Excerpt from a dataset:
--------------------------------
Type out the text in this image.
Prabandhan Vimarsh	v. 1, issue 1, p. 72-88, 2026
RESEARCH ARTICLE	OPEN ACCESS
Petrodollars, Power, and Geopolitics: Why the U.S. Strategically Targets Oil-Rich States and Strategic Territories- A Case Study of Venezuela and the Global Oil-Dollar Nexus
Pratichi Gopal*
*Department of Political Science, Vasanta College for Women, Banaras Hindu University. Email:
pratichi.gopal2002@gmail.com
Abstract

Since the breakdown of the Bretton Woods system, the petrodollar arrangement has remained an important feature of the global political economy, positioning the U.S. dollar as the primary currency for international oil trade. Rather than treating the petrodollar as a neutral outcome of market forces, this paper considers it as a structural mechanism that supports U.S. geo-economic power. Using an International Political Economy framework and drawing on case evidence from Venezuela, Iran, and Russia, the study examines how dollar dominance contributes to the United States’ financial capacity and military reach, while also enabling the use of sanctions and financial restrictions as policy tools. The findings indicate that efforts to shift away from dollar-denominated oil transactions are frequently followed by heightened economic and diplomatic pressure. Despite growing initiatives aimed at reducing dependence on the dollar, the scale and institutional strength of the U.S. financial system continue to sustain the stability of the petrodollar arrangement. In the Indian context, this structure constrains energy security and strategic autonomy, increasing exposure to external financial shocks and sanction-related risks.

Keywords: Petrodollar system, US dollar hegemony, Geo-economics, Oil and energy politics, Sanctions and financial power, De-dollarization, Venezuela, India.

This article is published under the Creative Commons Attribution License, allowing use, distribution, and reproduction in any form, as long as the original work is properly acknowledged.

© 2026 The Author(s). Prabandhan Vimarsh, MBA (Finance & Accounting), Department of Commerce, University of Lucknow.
--------------------------------
**Exercise details**
Could you quote the material above in full, exactly as it stands?

**Answer below**
Type out the text in this image.
Prabandhan Vimarsh	v. 1, issue 1, p. 72-88, 2026
RESEARCH ARTICLE	OPEN ACCESS
Petrodollars, Power, and Geopolitics: Why the U.S. Strategically Targets Oil-Rich States and Strategic Territories- A Case Study of Venezuela and the Global Oil-Dollar Nexus
Pratichi Gopal*
*Department of Political Science, Vasanta College for Women, Banaras Hindu University. Email:
pratichi.gopal2002@gmail.com
Abstract

Since the breakdown of the Bretton Woods system, the petrodollar arrangement has remained an important feature of the global political economy, positioning the U.S. dollar as the primary currency for international oil trade. Rather than treating the petrodollar as a neutral outcome of market forces, this paper considers it as a structural mechanism that supports U.S. geo-economic power. Using an International Political Economy framework and drawing on case evidence from Venezuela, Iran, and Russia, the study examines how dollar dominance contributes to the United States’ financial capacity and military reach, while also enabling the use of sanctions and financial restrictions as policy tools. The findings indicate that efforts to shift away from dollar-denominated oil transactions are frequently followed by heightened economic and diplomatic pressure. Despite growing initiatives aimed at reducing dependence on the dollar, the scale and institutional strength of the U.S. financial system continue to sustain the stability of the petrodollar arrangement. In the Indian context, this structure constrains energy security and strategic autonomy, increasing exposure to external financial shocks and sanction-related risks.

Keywords: Petrodollar system, US dollar hegemony, Geo-economics, Oil and energy politics, Sanctions and financial power, De-dollarization, Venezuela, India.

This article is published under the Creative Commons Attribution License, allowing use, distribution, and reproduction in any form, as long as the original work is properly acknowledged.

© 2026 The Author(s). Prabandhan Vimarsh, MBA (Finance & Accounting), Department of Commerce, University of Lucknow.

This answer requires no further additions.